● Some records:
==*==

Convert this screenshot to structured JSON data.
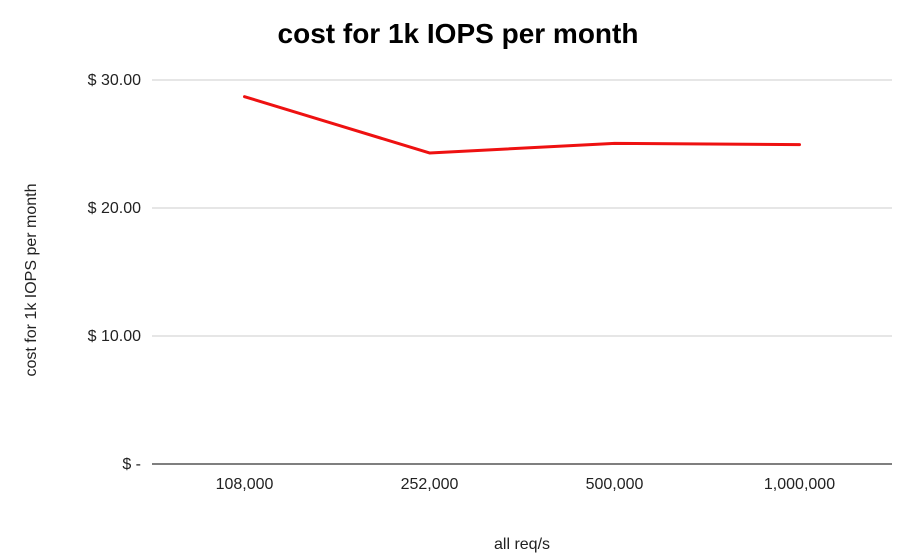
{
  "chart_data": {
    "type": "line",
    "title": "cost for 1k IOPS per month",
    "xlabel": "all req/s",
    "ylabel": "cost for 1k IOPS per month",
    "categories": [
      "108,000",
      "252,000",
      "500,000",
      "1,000,000"
    ],
    "series": [
      {
        "values": [
          28.7,
          24.3,
          25.05,
          24.95
        ],
        "color": "#ee1111"
      }
    ],
    "ylim": [
      0,
      30
    ],
    "yticks": [
      0,
      10,
      20,
      30
    ],
    "ytick_labels": [
      "$ -",
      "$ 10.00",
      "$ 20.00",
      "$ 30.00"
    ],
    "grid": true,
    "legend": "none"
  }
}
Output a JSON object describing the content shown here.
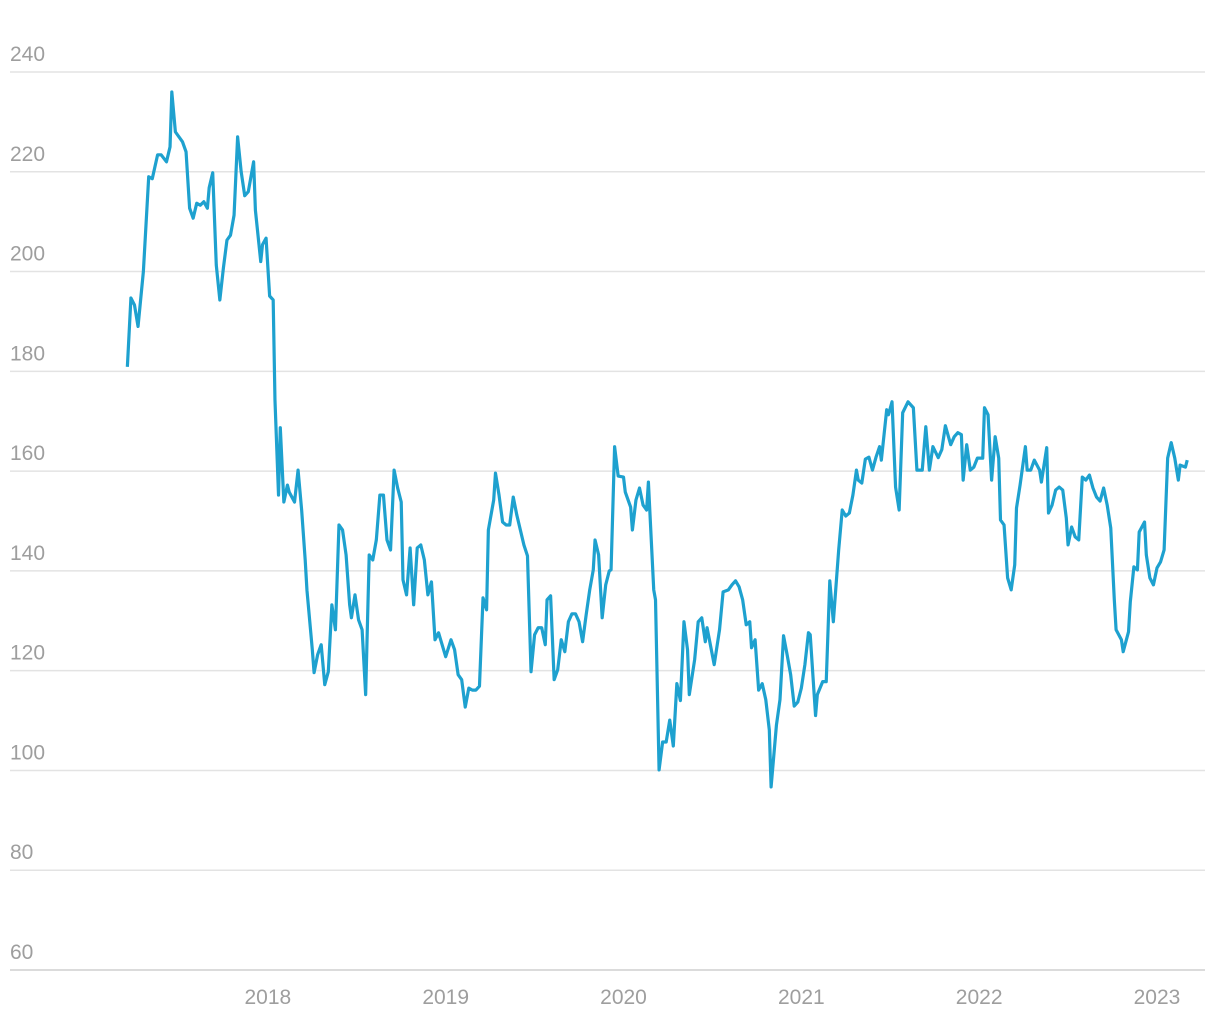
{
  "chart_data": {
    "type": "line",
    "x": [
      2017.21,
      2017.23,
      2017.25,
      2017.27,
      2017.3,
      2017.33,
      2017.35,
      2017.38,
      2017.4,
      2017.43,
      2017.45,
      2017.46,
      2017.48,
      2017.52,
      2017.54,
      2017.56,
      2017.58,
      2017.6,
      2017.62,
      2017.64,
      2017.66,
      2017.67,
      2017.69,
      2017.71,
      2017.73,
      2017.75,
      2017.77,
      2017.79,
      2017.81,
      2017.83,
      2017.85,
      2017.87,
      2017.89,
      2017.92,
      2017.93,
      2017.96,
      2017.97,
      2017.99,
      2018.01,
      2018.03,
      2018.04,
      2018.06,
      2018.07,
      2018.09,
      2018.11,
      2018.12,
      2018.15,
      2018.17,
      2018.19,
      2018.21,
      2018.22,
      2018.25,
      2018.26,
      2018.28,
      2018.3,
      2018.32,
      2018.34,
      2018.36,
      2018.38,
      2018.4,
      2018.42,
      2018.44,
      2018.46,
      2018.47,
      2018.49,
      2018.51,
      2018.53,
      2018.55,
      2018.57,
      2018.59,
      2018.61,
      2018.63,
      2018.65,
      2018.67,
      2018.69,
      2018.71,
      2018.73,
      2018.75,
      2018.76,
      2018.78,
      2018.8,
      2018.82,
      2018.84,
      2018.86,
      2018.88,
      2018.9,
      2018.92,
      2018.94,
      2018.96,
      2018.98,
      2019.0,
      2019.03,
      2019.05,
      2019.07,
      2019.09,
      2019.11,
      2019.13,
      2019.15,
      2019.17,
      2019.19,
      2019.21,
      2019.23,
      2019.24,
      2019.27,
      2019.28,
      2019.3,
      2019.32,
      2019.34,
      2019.36,
      2019.38,
      2019.4,
      2019.42,
      2019.44,
      2019.46,
      2019.48,
      2019.5,
      2019.52,
      2019.54,
      2019.56,
      2019.57,
      2019.59,
      2019.61,
      2019.63,
      2019.65,
      2019.67,
      2019.69,
      2019.71,
      2019.73,
      2019.75,
      2019.77,
      2019.79,
      2019.81,
      2019.83,
      2019.84,
      2019.86,
      2019.88,
      2019.9,
      2019.92,
      2019.93,
      2019.95,
      2019.97,
      2020.0,
      2020.01,
      2020.04,
      2020.05,
      2020.07,
      2020.09,
      2020.11,
      2020.13,
      2020.14,
      2020.17,
      2020.18,
      2020.2,
      2020.22,
      2020.24,
      2020.26,
      2020.28,
      2020.3,
      2020.32,
      2020.34,
      2020.36,
      2020.37,
      2020.4,
      2020.42,
      2020.44,
      2020.46,
      2020.47,
      2020.51,
      2020.54,
      2020.56,
      2020.59,
      2020.61,
      2020.63,
      2020.65,
      2020.67,
      2020.69,
      2020.71,
      2020.72,
      2020.74,
      2020.76,
      2020.78,
      2020.8,
      2020.82,
      2020.83,
      2020.86,
      2020.88,
      2020.9,
      2020.92,
      2020.94,
      2020.96,
      2020.98,
      2021.0,
      2021.02,
      2021.04,
      2021.05,
      2021.08,
      2021.09,
      2021.12,
      2021.14,
      2021.16,
      2021.18,
      2021.21,
      2021.23,
      2021.25,
      2021.27,
      2021.29,
      2021.31,
      2021.32,
      2021.34,
      2021.36,
      2021.38,
      2021.4,
      2021.42,
      2021.44,
      2021.45,
      2021.48,
      2021.49,
      2021.51,
      2021.53,
      2021.55,
      2021.57,
      2021.6,
      2021.63,
      2021.65,
      2021.68,
      2021.7,
      2021.72,
      2021.74,
      2021.77,
      2021.79,
      2021.81,
      2021.84,
      2021.86,
      2021.88,
      2021.9,
      2021.91,
      2021.93,
      2021.95,
      2021.97,
      2021.99,
      2022.02,
      2022.03,
      2022.05,
      2022.07,
      2022.09,
      2022.11,
      2022.12,
      2022.14,
      2022.16,
      2022.18,
      2022.2,
      2022.21,
      2022.23,
      2022.26,
      2022.27,
      2022.29,
      2022.31,
      2022.34,
      2022.35,
      2022.38,
      2022.39,
      2022.41,
      2022.43,
      2022.45,
      2022.47,
      2022.49,
      2022.5,
      2022.52,
      2022.54,
      2022.56,
      2022.58,
      2022.6,
      2022.62,
      2022.64,
      2022.66,
      2022.68,
      2022.7,
      2022.72,
      2022.74,
      2022.76,
      2022.77,
      2022.8,
      2022.81,
      2022.84,
      2022.85,
      2022.87,
      2022.89,
      2022.9,
      2022.93,
      2022.94,
      2022.96,
      2022.98,
      2023.0,
      2023.02,
      2023.04,
      2023.06,
      2023.08,
      2023.1,
      2023.12,
      2023.13,
      2023.16,
      2023.17
    ],
    "values": [
      180.9,
      194.7,
      193.3,
      189,
      200,
      219,
      218.6,
      223.4,
      223.4,
      222,
      225,
      236,
      228,
      226,
      224,
      212.7,
      210.7,
      213.7,
      213.3,
      214,
      212.7,
      216.8,
      219.8,
      201.3,
      194.3,
      200.7,
      206.3,
      207.3,
      211.3,
      227,
      220,
      215.2,
      216,
      222,
      212.3,
      202,
      205.4,
      206.7,
      195.1,
      194.3,
      174.3,
      155.2,
      168.7,
      153.8,
      157.2,
      155.8,
      153.8,
      160.2,
      152.2,
      142.2,
      136.1,
      124.2,
      119.6,
      123.2,
      125.2,
      117.2,
      119.8,
      133.2,
      128.2,
      149.2,
      148.2,
      143.2,
      133.2,
      130.6,
      135.2,
      130.2,
      128.2,
      115.2,
      143.2,
      142.2,
      146.2,
      155.2,
      155.2,
      146.2,
      144.2,
      160.2,
      156.6,
      153.8,
      138.2,
      135.2,
      144.6,
      133.2,
      144.6,
      145.2,
      142.2,
      135.2,
      137.8,
      126.2,
      127.6,
      125.2,
      122.8,
      126.2,
      124.2,
      119.2,
      118.2,
      112.7,
      116.5,
      116.1,
      116.1,
      116.9,
      134.6,
      132.2,
      148.2,
      154.2,
      159.6,
      155.2,
      149.8,
      149.2,
      149.2,
      154.8,
      151.2,
      148.2,
      145.2,
      143,
      119.8,
      127.2,
      128.6,
      128.6,
      125.2,
      134.2,
      135,
      118.2,
      120.2,
      126.2,
      123.8,
      129.8,
      131.4,
      131.4,
      129.8,
      125.8,
      131.2,
      136.2,
      140.2,
      146.2,
      143.2,
      130.6,
      137.2,
      140,
      140.2,
      164.9,
      159,
      158.8,
      155.8,
      152.8,
      148.2,
      154.2,
      156.6,
      153.2,
      152.2,
      157.8,
      136.2,
      134.2,
      100.1,
      105.7,
      105.7,
      110.1,
      104.9,
      117.4,
      114,
      129.8,
      124.2,
      115.2,
      122.2,
      129.8,
      130.6,
      125.8,
      128.6,
      121.2,
      128.2,
      135.8,
      136.2,
      137.2,
      138,
      136.8,
      134.2,
      129.2,
      129.8,
      124.6,
      126.2,
      116.1,
      117.4,
      114.2,
      108.1,
      96.7,
      109.1,
      114.2,
      127,
      123.2,
      119.2,
      112.9,
      113.7,
      116.5,
      121.2,
      127.6,
      127.2,
      111,
      115.2,
      117.8,
      117.8,
      138,
      129.8,
      144.2,
      152.2,
      151,
      151.6,
      155.2,
      160.2,
      158.2,
      157.6,
      162.4,
      162.8,
      160.2,
      162.8,
      164.9,
      162.2,
      172.3,
      171.3,
      173.9,
      156.8,
      152.2,
      171.7,
      173.9,
      172.7,
      160.2,
      160.2,
      168.9,
      160.2,
      164.9,
      162.7,
      164.3,
      169.1,
      165.3,
      166.9,
      167.7,
      167.3,
      158.2,
      165.3,
      160.2,
      160.8,
      162.6,
      162.6,
      172.7,
      171.3,
      158.2,
      166.9,
      162.6,
      150.2,
      149.2,
      138.6,
      136.2,
      141.2,
      152.6,
      157.2,
      164.9,
      160.2,
      160.2,
      162.2,
      160.2,
      157.8,
      164.7,
      151.6,
      153.2,
      156.2,
      156.8,
      156.2,
      150.6,
      145.2,
      148.8,
      146.8,
      146.2,
      158.8,
      158.2,
      159.2,
      156.6,
      154.8,
      154,
      156.6,
      153.2,
      148.6,
      134.2,
      128.2,
      126.2,
      123.8,
      127.8,
      133.8,
      140.8,
      140.2,
      147.8,
      149.8,
      143.2,
      138.6,
      137.2,
      140.6,
      141.8,
      144.2,
      162.6,
      165.7,
      162.6,
      158.2,
      161.2,
      160.8,
      162.2
    ],
    "color": "#1ea1cf",
    "xlim": [
      2016.55,
      2023.27
    ],
    "xticks": [
      2018,
      2019,
      2020,
      2021,
      2022,
      2023
    ],
    "ylim": [
      60,
      240
    ],
    "yticks": [
      60,
      80,
      100,
      120,
      140,
      160,
      180,
      200,
      220,
      240
    ],
    "grid": true
  }
}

==*==

● Objective: For the listing above, identify each line bearing "JSON".

● Output of the exercise:
Convert this screenshot to structured JSON data.
Output a JSON object describing the content shown here.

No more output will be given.